= Exercise =
Give the data below again exactly as it stands. Omit the pictures.

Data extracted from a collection
____

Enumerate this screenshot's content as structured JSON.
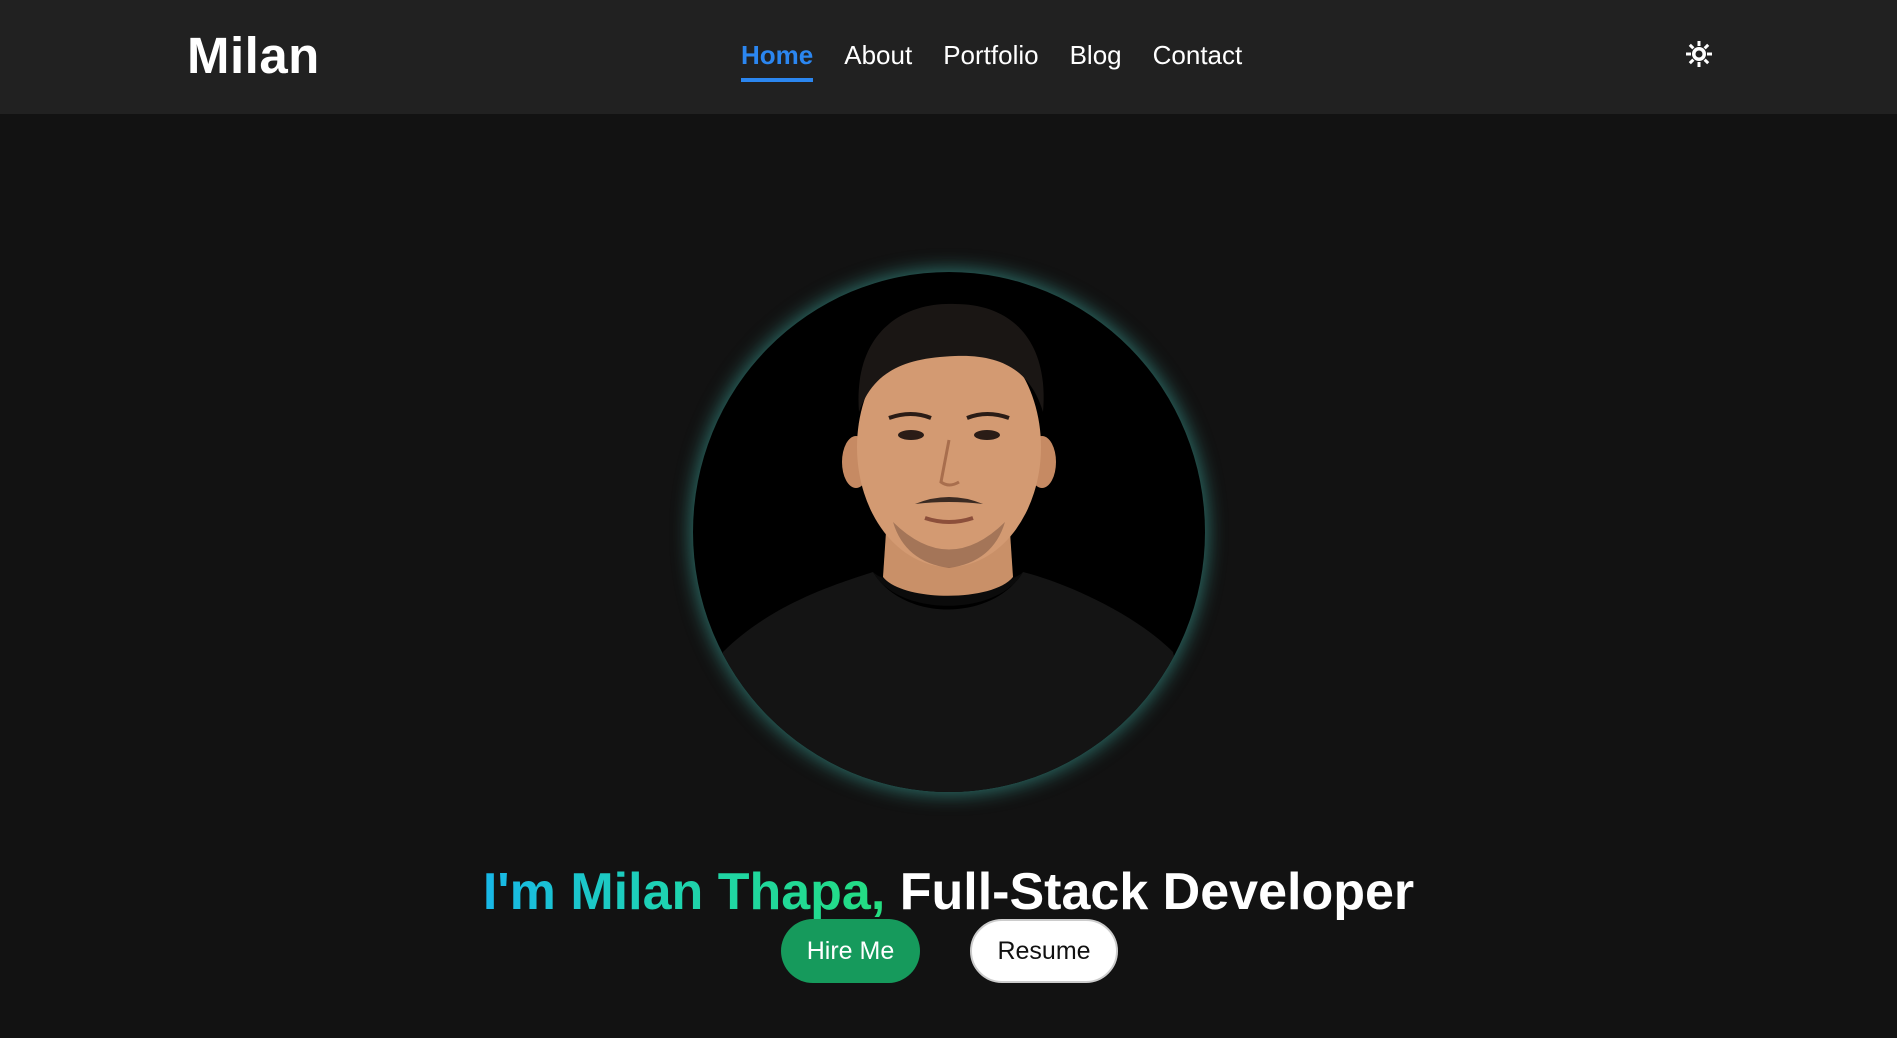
{
  "header": {
    "logo": "Milan",
    "nav": [
      {
        "label": "Home",
        "active": true
      },
      {
        "label": "About",
        "active": false
      },
      {
        "label": "Portfolio",
        "active": false
      },
      {
        "label": "Blog",
        "active": false
      },
      {
        "label": "Contact",
        "active": false
      }
    ],
    "theme_toggle_icon": "sun-icon"
  },
  "hero": {
    "profile_photo": "profile-photo",
    "headline_intro": "I'm Milan Thapa,",
    "headline_role": "Full-Stack Developer",
    "hire_button": "Hire Me",
    "resume_button": "Resume"
  },
  "colors": {
    "nav_bg": "#212121",
    "page_bg": "#121212",
    "active_link": "#2b86f0",
    "hire_button_bg": "#169a5c",
    "gradient_start": "#18b7e8",
    "gradient_end": "#24dd80"
  }
}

____

= Solution for this task =
Enumerate this screenshot's content as structured JSON.
{
  "header": {
    "logo": "Milan",
    "nav": [
      {
        "label": "Home",
        "active": true
      },
      {
        "label": "About",
        "active": false
      },
      {
        "label": "Portfolio",
        "active": false
      },
      {
        "label": "Blog",
        "active": false
      },
      {
        "label": "Contact",
        "active": false
      }
    ],
    "theme_toggle_icon": "sun-icon"
  },
  "hero": {
    "profile_photo": "profile-photo",
    "headline_intro": "I'm Milan Thapa,",
    "headline_role": "Full-Stack Developer",
    "hire_button": "Hire Me",
    "resume_button": "Resume"
  },
  "colors": {
    "nav_bg": "#212121",
    "page_bg": "#121212",
    "active_link": "#2b86f0",
    "hire_button_bg": "#169a5c",
    "gradient_start": "#18b7e8",
    "gradient_end": "#24dd80"
  }
}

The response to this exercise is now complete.